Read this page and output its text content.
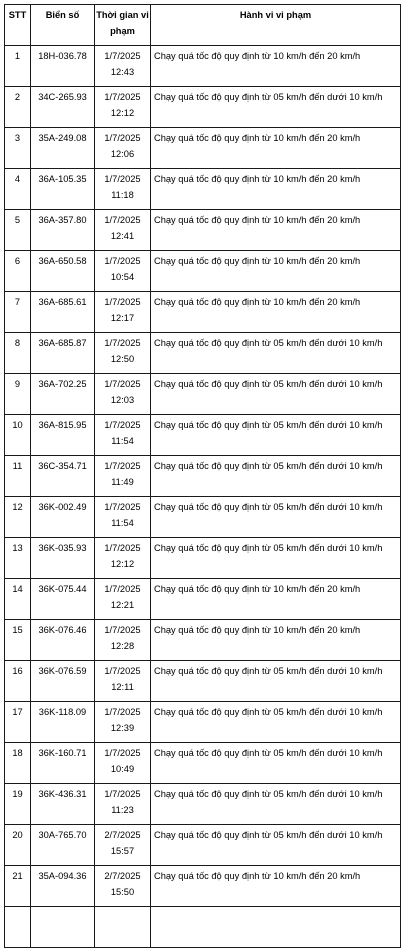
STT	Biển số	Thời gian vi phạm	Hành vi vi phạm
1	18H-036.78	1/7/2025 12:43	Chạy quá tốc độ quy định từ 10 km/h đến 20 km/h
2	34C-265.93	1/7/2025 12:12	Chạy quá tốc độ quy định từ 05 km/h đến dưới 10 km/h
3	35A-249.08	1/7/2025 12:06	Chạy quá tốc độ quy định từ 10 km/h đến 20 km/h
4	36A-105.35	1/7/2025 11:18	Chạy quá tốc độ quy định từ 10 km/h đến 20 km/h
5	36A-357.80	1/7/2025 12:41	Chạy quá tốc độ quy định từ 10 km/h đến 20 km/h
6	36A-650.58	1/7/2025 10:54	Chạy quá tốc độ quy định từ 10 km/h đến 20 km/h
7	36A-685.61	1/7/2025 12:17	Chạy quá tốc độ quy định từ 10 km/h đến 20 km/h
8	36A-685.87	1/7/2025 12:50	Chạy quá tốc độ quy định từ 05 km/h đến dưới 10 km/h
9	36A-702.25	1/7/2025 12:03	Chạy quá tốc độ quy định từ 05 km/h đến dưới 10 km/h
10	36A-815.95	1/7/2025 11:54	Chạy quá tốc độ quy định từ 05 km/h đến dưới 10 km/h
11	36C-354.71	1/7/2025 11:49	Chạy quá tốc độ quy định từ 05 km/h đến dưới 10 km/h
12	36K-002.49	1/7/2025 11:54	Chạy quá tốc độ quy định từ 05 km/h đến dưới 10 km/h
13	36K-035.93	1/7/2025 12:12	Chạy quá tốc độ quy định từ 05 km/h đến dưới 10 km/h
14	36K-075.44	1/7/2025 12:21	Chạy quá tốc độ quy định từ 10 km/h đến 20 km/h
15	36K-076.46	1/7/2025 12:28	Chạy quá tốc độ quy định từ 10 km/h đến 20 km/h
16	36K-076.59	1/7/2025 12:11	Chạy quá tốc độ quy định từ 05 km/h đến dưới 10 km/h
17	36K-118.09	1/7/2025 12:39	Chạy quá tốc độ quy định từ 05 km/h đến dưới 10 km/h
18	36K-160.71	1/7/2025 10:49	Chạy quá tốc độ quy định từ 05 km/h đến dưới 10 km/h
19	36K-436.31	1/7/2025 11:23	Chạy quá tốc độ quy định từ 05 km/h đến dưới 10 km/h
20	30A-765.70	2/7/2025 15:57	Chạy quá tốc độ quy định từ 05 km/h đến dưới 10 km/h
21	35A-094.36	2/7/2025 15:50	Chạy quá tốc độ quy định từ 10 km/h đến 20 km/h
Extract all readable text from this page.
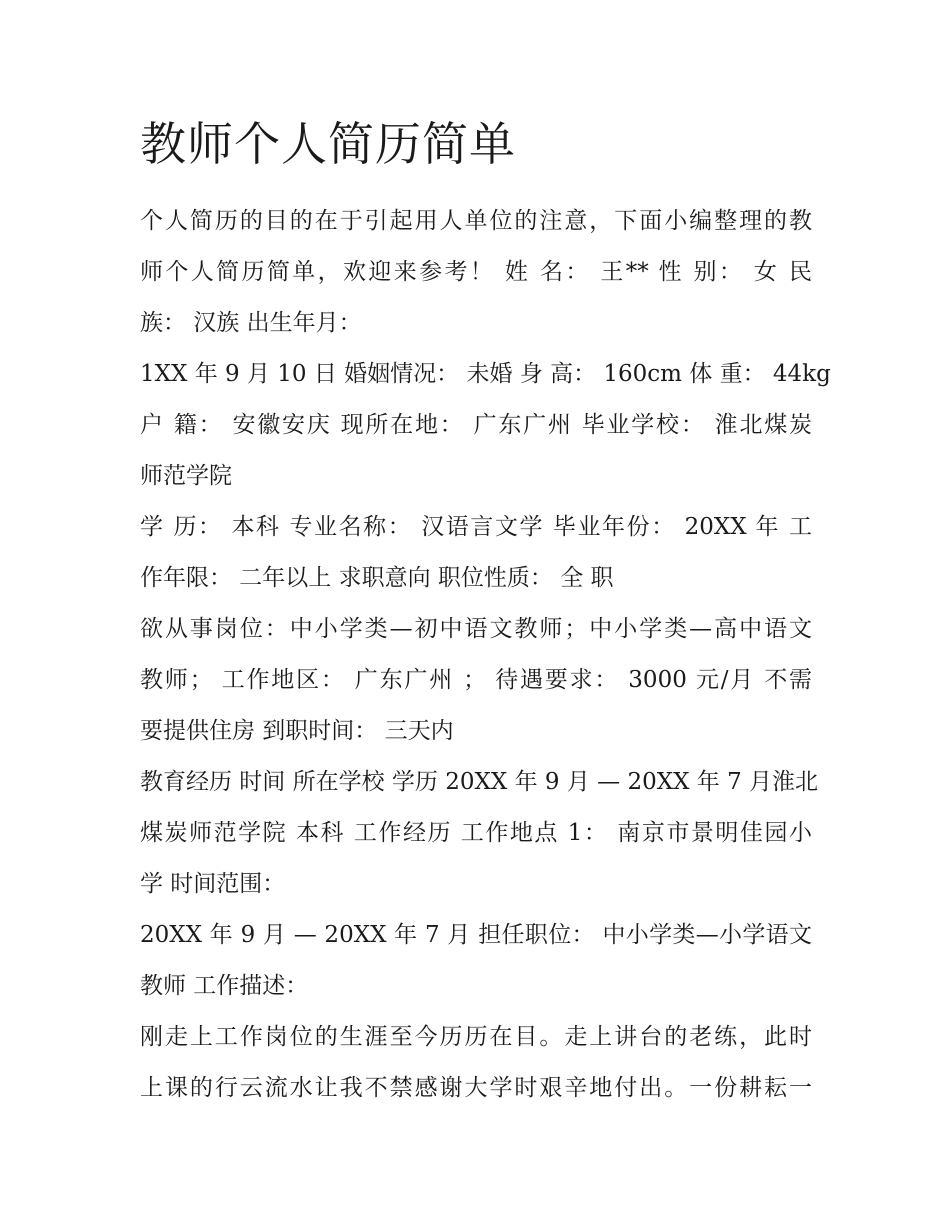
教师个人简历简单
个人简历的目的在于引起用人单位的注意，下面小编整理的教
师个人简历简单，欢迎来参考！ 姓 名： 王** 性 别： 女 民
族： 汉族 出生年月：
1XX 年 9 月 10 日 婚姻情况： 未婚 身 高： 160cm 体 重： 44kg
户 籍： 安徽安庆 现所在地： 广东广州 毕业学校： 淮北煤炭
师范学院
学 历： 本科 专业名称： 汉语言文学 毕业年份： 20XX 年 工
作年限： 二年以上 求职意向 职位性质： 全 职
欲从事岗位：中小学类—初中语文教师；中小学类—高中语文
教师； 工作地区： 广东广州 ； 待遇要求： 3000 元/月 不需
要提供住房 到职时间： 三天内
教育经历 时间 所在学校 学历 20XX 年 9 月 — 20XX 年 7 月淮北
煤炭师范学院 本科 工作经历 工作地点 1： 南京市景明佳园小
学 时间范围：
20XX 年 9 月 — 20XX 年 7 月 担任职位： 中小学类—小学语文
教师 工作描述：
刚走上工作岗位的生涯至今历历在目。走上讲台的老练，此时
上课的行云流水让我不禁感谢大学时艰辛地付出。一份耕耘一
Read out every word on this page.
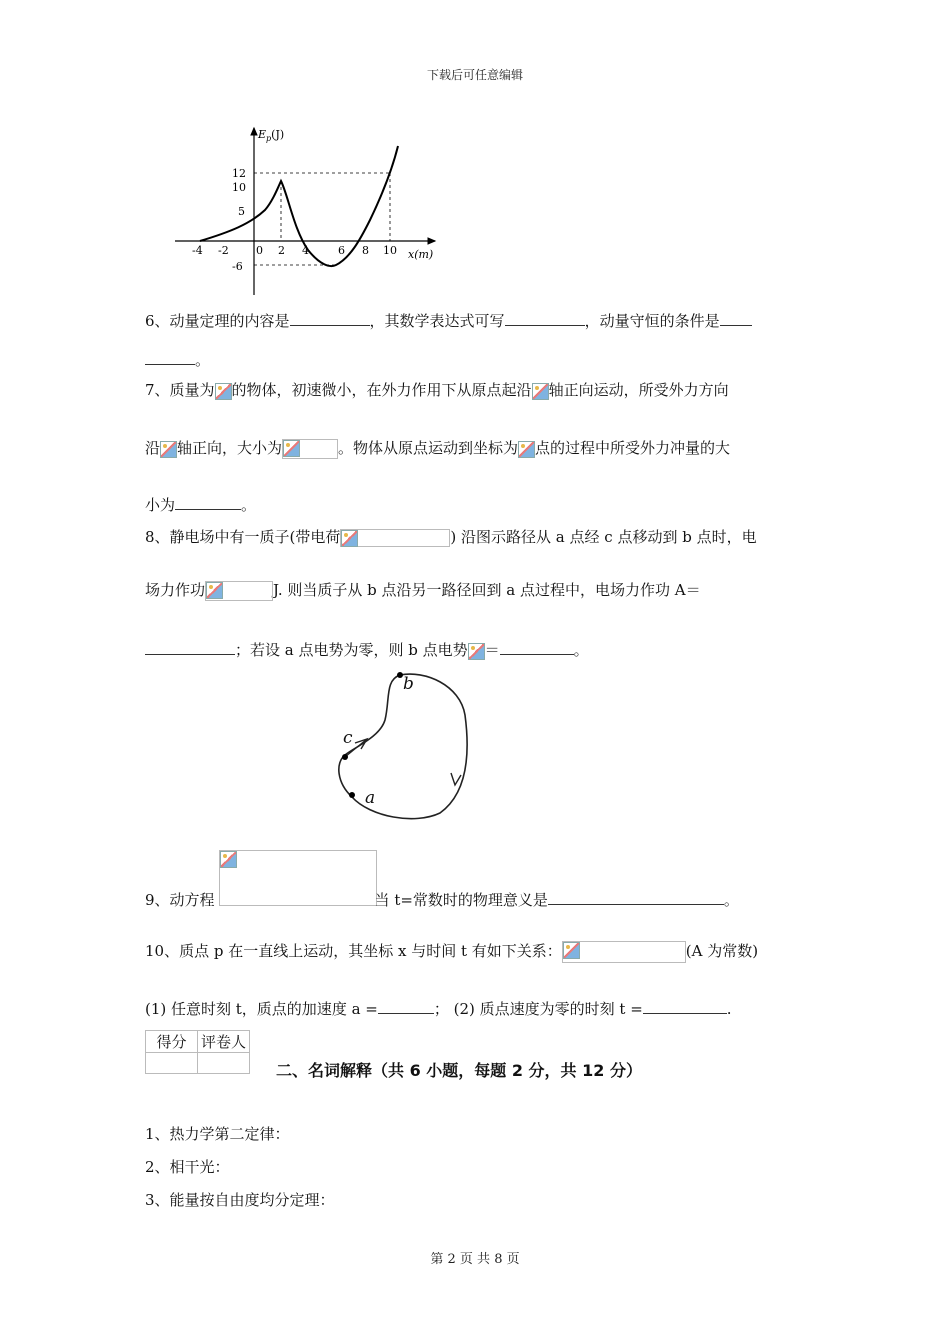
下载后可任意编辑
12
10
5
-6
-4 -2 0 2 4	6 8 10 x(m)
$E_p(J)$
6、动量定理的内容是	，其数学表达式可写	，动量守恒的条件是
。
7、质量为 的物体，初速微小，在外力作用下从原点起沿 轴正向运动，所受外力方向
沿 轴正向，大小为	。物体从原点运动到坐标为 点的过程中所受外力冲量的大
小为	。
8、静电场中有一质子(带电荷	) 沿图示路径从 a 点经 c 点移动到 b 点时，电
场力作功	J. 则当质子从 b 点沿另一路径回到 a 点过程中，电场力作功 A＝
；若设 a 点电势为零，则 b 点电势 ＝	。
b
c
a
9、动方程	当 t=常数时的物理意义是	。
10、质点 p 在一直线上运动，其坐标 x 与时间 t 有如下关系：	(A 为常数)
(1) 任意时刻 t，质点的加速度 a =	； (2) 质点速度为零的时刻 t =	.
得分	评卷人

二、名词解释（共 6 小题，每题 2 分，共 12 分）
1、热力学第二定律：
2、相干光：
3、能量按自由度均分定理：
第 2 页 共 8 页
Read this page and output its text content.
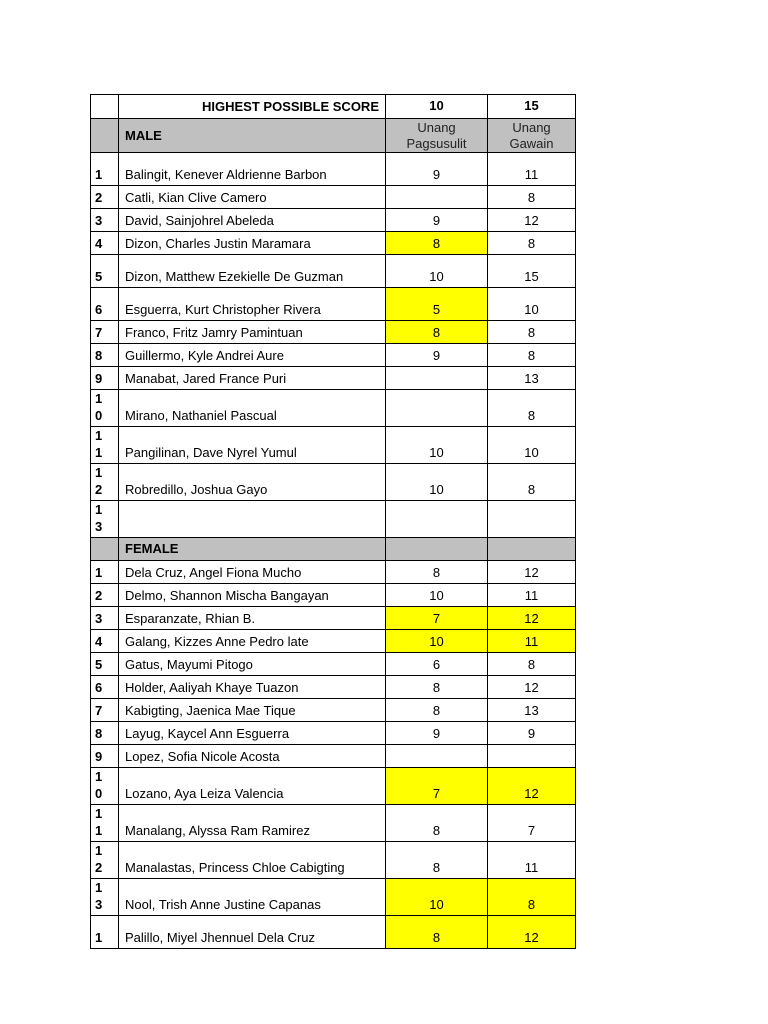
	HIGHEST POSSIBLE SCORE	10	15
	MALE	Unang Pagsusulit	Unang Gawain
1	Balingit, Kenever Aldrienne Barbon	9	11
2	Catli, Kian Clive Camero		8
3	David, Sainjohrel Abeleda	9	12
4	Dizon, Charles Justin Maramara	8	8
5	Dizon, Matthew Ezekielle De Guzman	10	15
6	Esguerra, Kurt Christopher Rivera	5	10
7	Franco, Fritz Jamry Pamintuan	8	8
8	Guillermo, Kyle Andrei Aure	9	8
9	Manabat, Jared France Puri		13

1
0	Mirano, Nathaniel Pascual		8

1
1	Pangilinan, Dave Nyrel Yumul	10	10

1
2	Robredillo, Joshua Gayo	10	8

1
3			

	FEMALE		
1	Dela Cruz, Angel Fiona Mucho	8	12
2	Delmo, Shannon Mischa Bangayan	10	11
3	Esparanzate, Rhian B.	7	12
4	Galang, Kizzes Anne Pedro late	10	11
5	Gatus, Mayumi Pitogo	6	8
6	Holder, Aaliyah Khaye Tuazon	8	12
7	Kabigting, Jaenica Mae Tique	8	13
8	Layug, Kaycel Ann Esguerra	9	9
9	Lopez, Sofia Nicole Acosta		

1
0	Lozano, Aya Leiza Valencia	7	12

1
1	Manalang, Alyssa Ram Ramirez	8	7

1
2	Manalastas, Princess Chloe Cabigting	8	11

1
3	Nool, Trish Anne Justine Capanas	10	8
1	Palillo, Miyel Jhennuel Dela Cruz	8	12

▬▬▬▬▬▬▬▬▬▬

**Do this:**
Return all lines with the word "中小学类" in them.

**Response below:**
欲从事岗位：中小学类—初中语文教师；中小学类—高中语文
20XX 年 9 月 — 20XX 年 7 月 担任职位： 中小学类—小学语文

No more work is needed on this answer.